[AUFGABENSTELLUNG]
[1] Welche Personen werden im Bericht über die Winterwanderung mit ihrem Vornamen genannt?
[2] Wie geht der Bericht über die Winterwanderung weiter? Schreibe ihn nach seinem letzten Satz fort.

Das
Leichentuch
Mitte
Januar war
es wieder einmal so weit. Mit Günter, Heinz und mir stiegen
drei Cluboldies
ächzend und schwitzend durch den verschneiten Schmilkaer
Forst.
Die
Stille des Waldes umfing uns mit ihrem Zauber und der Schnee
dämpfte unsere
Schritte. Die Anstrengung des Bergaufgehens lies schon bald auch unsere
Stimmen
verstummen.
Märchenhaft
bogen sich die Bäume unter der Schneelast zu
natürlichen Schwibbögen. Raureif
glitzerte wie Lametta an den Zweigen und ganze Kaskaden von
schillernden
Eiszapfen an den Felsüberhängen vermittelten das
Gefühl durch eine Märchenwelt
zu schreiten. Schon bald hatten wir den Kleinen Winterberg erreicht und
wenig
später die Obere Affensteinpromenade. Jetzt war unsere ganze
Aufmerksamkeit
gefragt, um nicht irgendwo auf eisigem Untergrund auszugleiten. Unsere
alten
Knochen konnten uns schon den geringsten Sturz übelnehmen und
gegebenenfalls
mit einem Oberschenkelhalsbruch bestrafen. In Gedanken sah ich schon
die
Chirurgen das Messer wetzen und die Gipsvorräte kontrollieren.
Auf jeden Fall
waren wir potentielle Anwärter auf ein Krankenhausbett, wenn
wir das bisherige
Tempo beibehielten. Also legten wir in der Idagrotte des Vorderen
Raubschlosses
erst einmal eine Pause ein, um uns zu stärken. Zu meiner
Überraschung holte
Heinz einen Kocher aus seinem Rucksack und Günter eine
übrig gebliebene
Glühweinpackung mit abgelaufenem Verfallsdatum; also zu uns
passend. Dazu
gereichter Spekulatius lies trotz des späten Januartages
durchaus noch einmal
weihnachtliche Stimmung aufkommen.
So
gestärkt ging es schon bald in Richtung Carolafelsen und durch
die eisigen Rinnen der Wilden Hölle,
erstaunlicherweise noch immer ohne Knochenbruch, nach unten.
Wenn
wir uns ein Bett im Spital sichern wollten, mussten wir also das Risiko
erhöhen
und noch steileres Gelände aufsuchen. So beschlossen wir durch
den Großen Dom
wieder aufwärts zu steigen, zumal Jürgen berichtet
hatte, dass der Jahrzehnte
lang gesperrte Aufstieg durch das Anbringen einer Kette wieder begehbar
wäre.

Räumliche Layoutdaten
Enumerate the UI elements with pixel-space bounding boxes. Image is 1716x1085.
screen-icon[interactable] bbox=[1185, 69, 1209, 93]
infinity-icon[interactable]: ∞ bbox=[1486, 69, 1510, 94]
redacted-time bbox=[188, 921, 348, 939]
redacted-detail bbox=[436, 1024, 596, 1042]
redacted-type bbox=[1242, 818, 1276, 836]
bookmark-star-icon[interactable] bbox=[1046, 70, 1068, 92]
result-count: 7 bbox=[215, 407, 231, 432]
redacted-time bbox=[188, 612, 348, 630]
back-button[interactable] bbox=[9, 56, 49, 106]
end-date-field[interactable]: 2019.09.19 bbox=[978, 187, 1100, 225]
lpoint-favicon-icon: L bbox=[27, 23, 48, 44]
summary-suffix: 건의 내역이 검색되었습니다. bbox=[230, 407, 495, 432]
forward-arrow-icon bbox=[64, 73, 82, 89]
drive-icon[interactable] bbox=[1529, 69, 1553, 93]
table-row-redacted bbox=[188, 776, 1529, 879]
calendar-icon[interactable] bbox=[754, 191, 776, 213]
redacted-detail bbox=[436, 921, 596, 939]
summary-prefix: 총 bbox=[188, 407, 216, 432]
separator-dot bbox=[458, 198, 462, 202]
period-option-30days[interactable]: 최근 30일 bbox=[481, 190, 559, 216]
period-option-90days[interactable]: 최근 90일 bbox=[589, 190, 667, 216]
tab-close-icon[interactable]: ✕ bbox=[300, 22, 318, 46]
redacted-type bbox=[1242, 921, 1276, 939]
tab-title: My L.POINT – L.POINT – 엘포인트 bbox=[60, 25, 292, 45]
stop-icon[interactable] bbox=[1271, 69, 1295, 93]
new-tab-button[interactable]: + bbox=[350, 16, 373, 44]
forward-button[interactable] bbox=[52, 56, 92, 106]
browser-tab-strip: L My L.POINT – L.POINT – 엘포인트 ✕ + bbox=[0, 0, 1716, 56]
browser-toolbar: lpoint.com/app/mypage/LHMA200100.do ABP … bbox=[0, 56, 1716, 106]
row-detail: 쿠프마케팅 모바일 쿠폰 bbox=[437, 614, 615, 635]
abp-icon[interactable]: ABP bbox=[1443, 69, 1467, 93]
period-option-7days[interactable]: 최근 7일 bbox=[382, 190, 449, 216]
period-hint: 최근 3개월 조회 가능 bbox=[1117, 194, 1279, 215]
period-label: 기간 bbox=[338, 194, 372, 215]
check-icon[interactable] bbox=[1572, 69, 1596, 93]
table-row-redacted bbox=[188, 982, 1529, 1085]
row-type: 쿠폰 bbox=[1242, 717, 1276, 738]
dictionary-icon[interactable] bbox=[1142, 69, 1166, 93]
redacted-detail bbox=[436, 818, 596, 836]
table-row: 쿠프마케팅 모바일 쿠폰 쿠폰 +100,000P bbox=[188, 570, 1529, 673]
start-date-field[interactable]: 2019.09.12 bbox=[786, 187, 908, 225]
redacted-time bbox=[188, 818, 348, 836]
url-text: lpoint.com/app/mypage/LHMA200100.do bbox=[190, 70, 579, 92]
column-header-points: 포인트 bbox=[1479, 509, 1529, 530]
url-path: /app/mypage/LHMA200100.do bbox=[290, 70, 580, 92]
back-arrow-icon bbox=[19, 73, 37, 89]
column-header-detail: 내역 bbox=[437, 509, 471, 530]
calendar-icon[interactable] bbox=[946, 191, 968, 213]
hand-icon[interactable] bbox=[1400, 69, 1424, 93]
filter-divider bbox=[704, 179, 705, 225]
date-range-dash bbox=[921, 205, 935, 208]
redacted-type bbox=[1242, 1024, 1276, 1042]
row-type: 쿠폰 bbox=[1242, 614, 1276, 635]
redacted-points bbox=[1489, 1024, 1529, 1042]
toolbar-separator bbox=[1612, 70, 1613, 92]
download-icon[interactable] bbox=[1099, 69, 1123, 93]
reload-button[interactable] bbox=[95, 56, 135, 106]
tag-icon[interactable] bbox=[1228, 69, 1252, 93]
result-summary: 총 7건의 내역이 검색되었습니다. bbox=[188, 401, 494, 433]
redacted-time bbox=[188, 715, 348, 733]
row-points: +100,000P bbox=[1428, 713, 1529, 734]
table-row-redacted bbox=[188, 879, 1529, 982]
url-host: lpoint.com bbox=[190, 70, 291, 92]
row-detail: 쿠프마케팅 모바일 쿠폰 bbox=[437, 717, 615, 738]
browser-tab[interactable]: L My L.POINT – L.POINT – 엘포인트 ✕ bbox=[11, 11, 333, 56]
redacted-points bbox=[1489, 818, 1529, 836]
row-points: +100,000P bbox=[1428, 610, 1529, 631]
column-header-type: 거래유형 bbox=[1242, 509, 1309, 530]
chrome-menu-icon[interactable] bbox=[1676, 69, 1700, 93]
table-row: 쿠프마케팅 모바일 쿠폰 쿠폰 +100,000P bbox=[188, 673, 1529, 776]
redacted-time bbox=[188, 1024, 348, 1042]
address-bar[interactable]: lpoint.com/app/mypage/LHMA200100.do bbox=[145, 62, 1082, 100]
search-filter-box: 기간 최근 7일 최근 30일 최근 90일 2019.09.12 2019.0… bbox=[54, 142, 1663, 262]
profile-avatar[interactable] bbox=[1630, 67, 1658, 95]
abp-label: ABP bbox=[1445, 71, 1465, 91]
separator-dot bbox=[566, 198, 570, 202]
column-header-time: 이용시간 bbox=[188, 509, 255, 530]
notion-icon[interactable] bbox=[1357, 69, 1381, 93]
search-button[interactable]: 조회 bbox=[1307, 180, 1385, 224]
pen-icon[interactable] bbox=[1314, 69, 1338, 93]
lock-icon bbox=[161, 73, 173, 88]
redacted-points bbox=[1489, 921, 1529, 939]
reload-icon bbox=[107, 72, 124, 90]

[DIE ANTWORTEN]
[1] Günter, Heinz, Jürgen

[2]
Bald
hatten wir die großen Schichthöhlen des Doms
erreicht und stiegen im hintersten
Grund weiter aufwärts. Alte Treppen und schmale
Felsbänder führten unter
mächtigen Steilwänden immer höher und durch
das ständige Queren taten sich
schon bald unter uns Abgründe auf, die jedwedes Ausgleiten
verboten. Endlich
erreichten wir hinter einer Felsecke die große
Reibungsplatte, deren einstiger
Humusbelag sich schon in den 70iger Jahren des vergangenen Jahrhunderts
nach
unter verabschiedet hatte, um den Aufstieg unpassierbar zu machen.
Jetzt
blinkte uns verlockend die neu installierte Kette entgegen und lies
für einen
Moment vergessen, dass unter der Schneeschicht auf dem Steilfels
blankes
Wassereis war.
Beim
zweiten Hinschauen stellten wir verblüfft fest, dass
man den Beginn der Kette von unten her,
keinesfalls ohne Risiko erreichen konnte. Auf jeden Fall mussten wir
getreu dem
Motto: „Wenn es dem Esel zu wohl wird ...“ aufs Eis
und die dünne Schneeschicht
betreten, die sich wie ein Leichentuch, in kaltem Weiß
über die Reibung gelegt
hatte. Hoffentlich war dieser Vergleich, der mir unwillkürlich
einfiel, kein
böses Omen.
Nichts
von meinen Gedanken ahnend ging Günter voran, hatte aber alle
Hände voll zu
tun, um die Aufgabe zu meistern. Weit
spreizend und seine Affenarme voll ausfahrend, erreichte er
schließlich
aufatmend die Kette. Heinz und ich wussten sofort, dass wir Probleme
haben
würden.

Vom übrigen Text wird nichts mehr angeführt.